--- Begin ---
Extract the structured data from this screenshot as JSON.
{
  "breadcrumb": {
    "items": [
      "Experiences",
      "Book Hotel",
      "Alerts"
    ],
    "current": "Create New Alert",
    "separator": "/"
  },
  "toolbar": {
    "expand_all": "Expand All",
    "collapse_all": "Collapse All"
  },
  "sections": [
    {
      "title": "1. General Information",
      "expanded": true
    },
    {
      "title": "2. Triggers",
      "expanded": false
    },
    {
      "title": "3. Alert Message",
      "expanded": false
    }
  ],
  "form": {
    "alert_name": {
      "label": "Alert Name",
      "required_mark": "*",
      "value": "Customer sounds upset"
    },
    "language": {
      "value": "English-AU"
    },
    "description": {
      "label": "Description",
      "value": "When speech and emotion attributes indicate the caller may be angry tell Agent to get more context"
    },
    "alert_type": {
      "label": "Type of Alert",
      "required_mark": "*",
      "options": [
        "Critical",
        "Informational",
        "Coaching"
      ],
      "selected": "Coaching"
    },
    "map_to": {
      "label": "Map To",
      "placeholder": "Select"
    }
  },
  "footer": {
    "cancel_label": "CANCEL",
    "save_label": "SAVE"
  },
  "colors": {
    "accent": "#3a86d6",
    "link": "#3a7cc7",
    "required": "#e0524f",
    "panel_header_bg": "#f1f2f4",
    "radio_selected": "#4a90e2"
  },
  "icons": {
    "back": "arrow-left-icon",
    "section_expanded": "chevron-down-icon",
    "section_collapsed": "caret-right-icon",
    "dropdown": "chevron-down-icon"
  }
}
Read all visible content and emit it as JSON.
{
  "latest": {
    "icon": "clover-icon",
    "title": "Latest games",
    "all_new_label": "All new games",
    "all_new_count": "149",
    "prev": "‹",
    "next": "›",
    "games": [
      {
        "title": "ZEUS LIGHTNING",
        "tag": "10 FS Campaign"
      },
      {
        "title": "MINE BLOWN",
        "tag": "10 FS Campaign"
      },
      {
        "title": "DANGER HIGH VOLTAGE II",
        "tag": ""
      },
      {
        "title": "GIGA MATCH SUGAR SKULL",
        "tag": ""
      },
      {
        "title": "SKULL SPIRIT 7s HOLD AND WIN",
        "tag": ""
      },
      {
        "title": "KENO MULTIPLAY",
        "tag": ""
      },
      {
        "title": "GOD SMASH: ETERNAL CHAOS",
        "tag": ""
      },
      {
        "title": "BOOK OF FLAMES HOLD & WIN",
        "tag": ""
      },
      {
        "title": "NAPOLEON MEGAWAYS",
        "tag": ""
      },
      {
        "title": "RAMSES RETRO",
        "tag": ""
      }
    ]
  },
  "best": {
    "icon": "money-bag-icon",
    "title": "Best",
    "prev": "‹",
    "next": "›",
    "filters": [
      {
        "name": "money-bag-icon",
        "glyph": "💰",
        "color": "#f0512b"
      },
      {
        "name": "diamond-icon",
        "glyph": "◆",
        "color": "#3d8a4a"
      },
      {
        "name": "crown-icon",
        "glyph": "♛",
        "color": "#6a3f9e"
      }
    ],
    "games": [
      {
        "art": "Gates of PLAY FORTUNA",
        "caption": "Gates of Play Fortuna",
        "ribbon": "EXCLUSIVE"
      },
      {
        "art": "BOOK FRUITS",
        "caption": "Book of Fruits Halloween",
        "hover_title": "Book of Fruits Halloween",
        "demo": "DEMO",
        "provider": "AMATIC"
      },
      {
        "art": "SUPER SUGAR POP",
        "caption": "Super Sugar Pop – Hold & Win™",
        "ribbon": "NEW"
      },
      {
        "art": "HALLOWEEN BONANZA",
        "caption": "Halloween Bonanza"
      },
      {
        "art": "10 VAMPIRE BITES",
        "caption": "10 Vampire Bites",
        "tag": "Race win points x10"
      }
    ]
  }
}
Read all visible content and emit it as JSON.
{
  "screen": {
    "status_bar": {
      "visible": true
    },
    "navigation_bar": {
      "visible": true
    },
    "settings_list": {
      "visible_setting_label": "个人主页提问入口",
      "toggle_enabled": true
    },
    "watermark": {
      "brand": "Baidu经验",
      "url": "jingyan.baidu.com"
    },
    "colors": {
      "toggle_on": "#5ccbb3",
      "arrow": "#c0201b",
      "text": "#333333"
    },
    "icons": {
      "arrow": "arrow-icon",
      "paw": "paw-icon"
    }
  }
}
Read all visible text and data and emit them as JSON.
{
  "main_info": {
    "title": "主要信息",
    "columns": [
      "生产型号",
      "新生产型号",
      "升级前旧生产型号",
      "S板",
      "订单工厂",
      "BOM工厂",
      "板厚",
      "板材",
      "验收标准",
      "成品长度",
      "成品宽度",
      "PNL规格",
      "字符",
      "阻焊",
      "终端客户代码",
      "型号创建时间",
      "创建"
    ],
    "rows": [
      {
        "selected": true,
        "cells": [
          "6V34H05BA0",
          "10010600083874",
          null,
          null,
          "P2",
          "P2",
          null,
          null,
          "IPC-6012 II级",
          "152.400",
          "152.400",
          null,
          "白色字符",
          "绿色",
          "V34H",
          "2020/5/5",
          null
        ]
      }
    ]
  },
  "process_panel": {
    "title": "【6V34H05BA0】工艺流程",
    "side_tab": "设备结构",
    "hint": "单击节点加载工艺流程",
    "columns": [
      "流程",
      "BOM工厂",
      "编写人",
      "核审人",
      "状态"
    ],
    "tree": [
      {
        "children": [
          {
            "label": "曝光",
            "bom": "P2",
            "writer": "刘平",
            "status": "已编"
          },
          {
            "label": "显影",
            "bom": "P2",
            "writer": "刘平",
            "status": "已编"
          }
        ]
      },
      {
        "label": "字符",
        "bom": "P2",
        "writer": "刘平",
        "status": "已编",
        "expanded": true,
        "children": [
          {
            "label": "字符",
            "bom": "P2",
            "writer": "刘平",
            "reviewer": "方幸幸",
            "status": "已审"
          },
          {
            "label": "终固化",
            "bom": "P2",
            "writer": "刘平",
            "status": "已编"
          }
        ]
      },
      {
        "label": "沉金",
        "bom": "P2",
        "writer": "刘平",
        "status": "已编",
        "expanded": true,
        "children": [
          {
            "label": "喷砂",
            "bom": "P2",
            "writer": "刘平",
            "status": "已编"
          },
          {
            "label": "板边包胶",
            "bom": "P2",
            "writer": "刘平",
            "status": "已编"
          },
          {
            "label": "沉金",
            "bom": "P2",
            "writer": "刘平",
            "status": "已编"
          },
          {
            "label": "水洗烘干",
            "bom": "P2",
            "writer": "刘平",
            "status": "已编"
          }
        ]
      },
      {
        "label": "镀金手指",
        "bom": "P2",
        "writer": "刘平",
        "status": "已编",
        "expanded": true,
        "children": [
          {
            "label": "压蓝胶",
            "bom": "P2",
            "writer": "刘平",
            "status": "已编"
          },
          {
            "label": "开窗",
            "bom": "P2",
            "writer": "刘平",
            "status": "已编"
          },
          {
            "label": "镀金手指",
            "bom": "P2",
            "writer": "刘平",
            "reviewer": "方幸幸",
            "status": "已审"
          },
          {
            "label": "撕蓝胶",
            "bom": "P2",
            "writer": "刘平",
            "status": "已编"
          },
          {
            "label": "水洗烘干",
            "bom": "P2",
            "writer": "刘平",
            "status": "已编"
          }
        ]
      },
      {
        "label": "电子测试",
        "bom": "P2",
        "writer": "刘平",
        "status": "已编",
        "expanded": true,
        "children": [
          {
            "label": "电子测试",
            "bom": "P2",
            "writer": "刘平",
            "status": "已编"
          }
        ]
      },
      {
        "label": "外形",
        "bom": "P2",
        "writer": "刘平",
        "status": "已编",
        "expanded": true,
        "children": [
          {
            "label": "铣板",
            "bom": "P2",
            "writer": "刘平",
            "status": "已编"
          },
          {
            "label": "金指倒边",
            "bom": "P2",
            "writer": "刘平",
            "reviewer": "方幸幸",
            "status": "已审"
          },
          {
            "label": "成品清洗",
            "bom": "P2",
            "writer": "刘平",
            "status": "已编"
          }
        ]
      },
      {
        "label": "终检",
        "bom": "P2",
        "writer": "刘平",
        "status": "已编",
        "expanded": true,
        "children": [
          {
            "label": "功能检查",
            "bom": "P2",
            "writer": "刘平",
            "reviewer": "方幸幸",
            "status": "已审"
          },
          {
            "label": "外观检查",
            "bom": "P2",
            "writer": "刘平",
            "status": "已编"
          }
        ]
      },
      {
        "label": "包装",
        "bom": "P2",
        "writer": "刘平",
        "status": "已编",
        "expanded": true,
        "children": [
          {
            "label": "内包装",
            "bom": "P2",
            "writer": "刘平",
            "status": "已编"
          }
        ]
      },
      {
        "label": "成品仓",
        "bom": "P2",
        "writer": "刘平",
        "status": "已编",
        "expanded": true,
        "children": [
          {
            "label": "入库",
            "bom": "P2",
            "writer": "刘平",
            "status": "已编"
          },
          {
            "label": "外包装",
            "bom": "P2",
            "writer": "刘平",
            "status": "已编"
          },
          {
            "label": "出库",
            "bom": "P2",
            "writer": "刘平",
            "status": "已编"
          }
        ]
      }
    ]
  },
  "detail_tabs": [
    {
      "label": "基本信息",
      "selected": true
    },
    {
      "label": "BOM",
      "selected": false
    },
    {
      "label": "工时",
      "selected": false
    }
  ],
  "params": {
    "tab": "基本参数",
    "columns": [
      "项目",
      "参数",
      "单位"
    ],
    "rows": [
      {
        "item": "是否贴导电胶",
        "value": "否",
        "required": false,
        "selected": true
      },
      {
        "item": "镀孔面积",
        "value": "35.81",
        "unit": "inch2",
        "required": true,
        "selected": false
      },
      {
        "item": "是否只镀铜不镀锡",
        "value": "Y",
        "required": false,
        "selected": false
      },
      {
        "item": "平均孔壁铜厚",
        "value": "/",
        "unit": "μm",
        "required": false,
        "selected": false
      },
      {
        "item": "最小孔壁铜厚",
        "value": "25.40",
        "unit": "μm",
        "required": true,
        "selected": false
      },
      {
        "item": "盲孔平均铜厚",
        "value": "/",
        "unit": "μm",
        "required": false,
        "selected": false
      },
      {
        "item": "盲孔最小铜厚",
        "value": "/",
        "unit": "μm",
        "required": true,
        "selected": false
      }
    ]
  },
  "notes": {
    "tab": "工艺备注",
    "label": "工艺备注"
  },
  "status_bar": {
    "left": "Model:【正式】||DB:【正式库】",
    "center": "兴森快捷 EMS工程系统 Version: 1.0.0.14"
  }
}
--- End ---
For this exercise, gather every line of the data that contains the word "SKULL".

■ **The result**
        "title": "GIGA MATCH SUGAR SKULL",
        "title": "SKULL SPIRIT 7s HOLD AND WIN",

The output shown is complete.